── Raw records

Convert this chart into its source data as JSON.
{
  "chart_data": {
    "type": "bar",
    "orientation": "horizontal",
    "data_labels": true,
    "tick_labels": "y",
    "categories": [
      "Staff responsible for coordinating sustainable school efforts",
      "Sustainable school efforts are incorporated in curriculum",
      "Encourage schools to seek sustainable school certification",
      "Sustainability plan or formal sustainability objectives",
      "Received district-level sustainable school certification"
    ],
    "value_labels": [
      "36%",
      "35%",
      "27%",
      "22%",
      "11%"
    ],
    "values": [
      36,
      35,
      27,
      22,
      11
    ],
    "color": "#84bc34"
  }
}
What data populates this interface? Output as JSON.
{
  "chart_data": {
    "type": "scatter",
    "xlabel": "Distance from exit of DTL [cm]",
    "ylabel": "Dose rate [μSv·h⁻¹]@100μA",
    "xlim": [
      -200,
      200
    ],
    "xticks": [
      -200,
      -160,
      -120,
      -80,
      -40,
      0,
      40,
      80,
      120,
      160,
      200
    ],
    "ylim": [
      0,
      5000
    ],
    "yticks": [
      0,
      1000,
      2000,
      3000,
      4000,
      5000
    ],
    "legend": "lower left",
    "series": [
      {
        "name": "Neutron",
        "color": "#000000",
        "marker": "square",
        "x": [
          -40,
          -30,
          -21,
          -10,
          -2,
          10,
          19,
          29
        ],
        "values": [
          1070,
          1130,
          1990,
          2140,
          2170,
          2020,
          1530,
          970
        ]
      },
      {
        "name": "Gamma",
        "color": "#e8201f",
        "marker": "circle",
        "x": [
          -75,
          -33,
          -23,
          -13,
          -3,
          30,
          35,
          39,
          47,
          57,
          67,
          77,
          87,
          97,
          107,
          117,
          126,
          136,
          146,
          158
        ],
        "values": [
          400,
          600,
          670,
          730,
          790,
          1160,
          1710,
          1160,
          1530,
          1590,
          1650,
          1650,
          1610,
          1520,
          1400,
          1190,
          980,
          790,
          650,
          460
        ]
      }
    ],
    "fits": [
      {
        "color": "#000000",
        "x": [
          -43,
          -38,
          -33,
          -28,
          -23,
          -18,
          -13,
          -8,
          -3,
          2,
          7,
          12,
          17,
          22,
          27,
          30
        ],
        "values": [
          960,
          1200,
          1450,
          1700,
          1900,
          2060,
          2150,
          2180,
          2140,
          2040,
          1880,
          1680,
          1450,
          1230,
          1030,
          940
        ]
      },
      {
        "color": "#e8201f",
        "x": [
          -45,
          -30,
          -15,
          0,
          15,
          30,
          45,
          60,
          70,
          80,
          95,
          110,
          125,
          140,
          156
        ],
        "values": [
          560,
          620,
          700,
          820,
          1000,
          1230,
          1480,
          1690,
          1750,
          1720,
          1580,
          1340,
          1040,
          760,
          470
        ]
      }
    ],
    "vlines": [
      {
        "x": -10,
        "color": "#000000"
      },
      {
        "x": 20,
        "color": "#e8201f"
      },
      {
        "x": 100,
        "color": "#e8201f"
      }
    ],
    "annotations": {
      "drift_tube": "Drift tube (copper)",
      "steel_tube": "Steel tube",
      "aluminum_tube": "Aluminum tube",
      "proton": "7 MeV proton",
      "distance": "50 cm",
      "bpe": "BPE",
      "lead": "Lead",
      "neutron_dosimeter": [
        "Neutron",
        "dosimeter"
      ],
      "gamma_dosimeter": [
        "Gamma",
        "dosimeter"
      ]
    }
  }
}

────

Transcribe each entry precisely, missing none.

Convert this chart into its source data as JSON.
{
  "chart_data": {
    "type": "bar",
    "orientation": "horizontal",
    "data_labels": true,
    "tick_labels": "y",
    "categories": [
      "Staff responsible for coordinating sustainable school efforts",
      "Sustainable school efforts are incorporated in curriculum",
      "Encourage schools to seek sustainable school certification",
      "Sustainability plan or formal sustainability objectives",
      "Received district-level sustainable school certification"
    ],
    "value_labels": [
      "36%",
      "35%",
      "27%",
      "22%",
      "11%"
    ],
    "values": [
      36,
      35,
      27,
      22,
      11
    ],
    "color": "#84bc34"
  }
}
What data populates this interface? Output as JSON.
{
  "chart_data": {
    "type": "scatter",
    "xlabel": "Distance from exit of DTL [cm]",
    "ylabel": "Dose rate [μSv·h⁻¹]@100μA",
    "xlim": [
      -200,
      200
    ],
    "xticks": [
      -200,
      -160,
      -120,
      -80,
      -40,
      0,
      40,
      80,
      120,
      160,
      200
    ],
    "ylim": [
      0,
      5000
    ],
    "yticks": [
      0,
      1000,
      2000,
      3000,
      4000,
      5000
    ],
    "legend": "lower left",
    "series": [
      {
        "name": "Neutron",
        "color": "#000000",
        "marker": "square",
        "x": [
          -40,
          -30,
          -21,
          -10,
          -2,
          10,
          19,
          29
        ],
        "values": [
          1070,
          1130,
          1990,
          2140,
          2170,
          2020,
          1530,
          970
        ]
      },
      {
        "name": "Gamma",
        "color": "#e8201f",
        "marker": "circle",
        "x": [
          -75,
          -33,
          -23,
          -13,
          -3,
          30,
          35,
          39,
          47,
          57,
          67,
          77,
          87,
          97,
          107,
          117,
          126,
          136,
          146,
          158
        ],
        "values": [
          400,
          600,
          670,
          730,
          790,
          1160,
          1710,
          1160,
          1530,
          1590,
          1650,
          1650,
          1610,
          1520,
          1400,
          1190,
          980,
          790,
          650,
          460
        ]
      }
    ],
    "fits": [
      {
        "color": "#000000",
        "x": [
          -43,
          -38,
          -33,
          -28,
          -23,
          -18,
          -13,
          -8,
          -3,
          2,
          7,
          12,
          17,
          22,
          27,
          30
        ],
        "values": [
          960,
          1200,
          1450,
          1700,
          1900,
          2060,
          2150,
          2180,
          2140,
          2040,
          1880,
          1680,
          1450,
          1230,
          1030,
          940
        ]
      },
      {
        "color": "#e8201f",
        "x": [
          -45,
          -30,
          -15,
          0,
          15,
          30,
          45,
          60,
          70,
          80,
          95,
          110,
          125,
          140,
          156
        ],
        "values": [
          560,
          620,
          700,
          820,
          1000,
          1230,
          1480,
          1690,
          1750,
          1720,
          1580,
          1340,
          1040,
          760,
          470
        ]
      }
    ],
    "vlines": [
      {
        "x": -10,
        "color": "#000000"
      },
      {
        "x": 20,
        "color": "#e8201f"
      },
      {
        "x": 100,
        "color": "#e8201f"
      }
    ],
    "annotations": {
      "drift_tube": "Drift tube (copper)",
      "steel_tube": "Steel tube",
      "aluminum_tube": "Aluminum tube",
      "proton": "7 MeV proton",
      "distance": "50 cm",
      "bpe": "BPE",
      "lead": "Lead",
      "neutron_dosimeter": [
        "Neutron",
        "dosimeter"
      ],
      "gamma_dosimeter": [
        "Gamma",
        "dosimeter"
      ]
    }
  }
}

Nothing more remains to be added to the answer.